** Aim 1 **
Answer these from the essay about designer titles:
(a) What is the most recent title the writer has held?
(b) Which company does the writer name as one that cares deeply about design?
(c) What did the writer trade for a crash course in design at Pulse?
** Aim 2 **
Pick up the essay about designer titles right after its last sentence and keep writing in the same voice.

What kind of a designer are you?

No! I said…what kind of a designer are YOU?

In the short time since I started designing, I have had a bunch of titles to describe my role; some I chose myself when freelancing, and some were given by the companies that I worked for. I have been a web designer, a user interface designer, an interaction designer, a user experience designer and most recently, a product designer. As I have moved from one title to the other, the industry has evolved and it is much easier to see some of those patterns in hindsight. What does your role, really encompass when you say you are a designer at a startup, or more importantly what all can it encompass that will help you be better at what you are trying to be? What does it mean to be a designer for the digital medium? What does it mean to design a digital product?

The startup is the new agency

It is not the biggest surprise that some of the finest designers of products happen to work at tech companies and startups. I would argue that a startup or a larger tech company that cares deeply about design (I can definitely attest for Facebook being one) is a better place to bootstrap your career in design than any traditional design agency. There are lot of reasons for this but the biggest and most obvious ones in my head are the breadth of projects and the quick learning curve. Today you could be designing the logo and the larger brand of the new app that is about to launch, and the next day you are back to tweaking the flow of the app based on new user testing nuggets that your CEO passed on from one late-afternoon coffee shop testing. I traded my two year course in ‘interaction design’ for a crash course in design at Pulse. Never made a better decisions in my life.

** Dataset content **

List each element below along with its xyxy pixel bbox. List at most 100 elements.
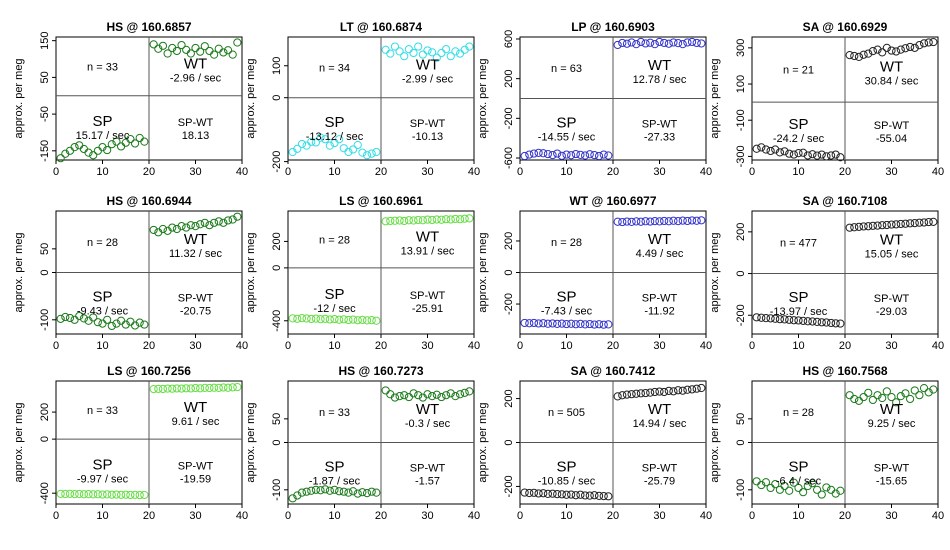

** Final result 1 **
(a) Product designer.
(b) Facebook.
(c) A two-year course in interaction design.

** Final result 2 **
Products—not just apps or websites

What the hell do I even mean by that? Mostly that our work is no longer confined to interfaces inside a viewport in the browser or on our phones. The apps & the websites are just the means of interaction we enable. We are here to design the larger system of which the apps and websites are one aspect. It is equally our job (or should be, if it is not) to understand how they fit into the larger sphere of things. What is the product market fit? What do the release cycles of the app look like in terms of features? Does it make sense to launch feature A without sub feature 1, 2 and 3 which are part of the next release cycle? How similar do the app and the website need to be? Do they need to be optimized for particular use cases versus being at feature parity? What about our iPad app? How does the account creation flow work if a user connects via Facebook on iPhone but closes the app before they complete their profile? How do we handle this edge case if they open the app on a desktop device next? How does their data sync across platform and what are the design affordances for it? In a world of A/B tests and instrumentation of design, how do you tell the stories that need telling.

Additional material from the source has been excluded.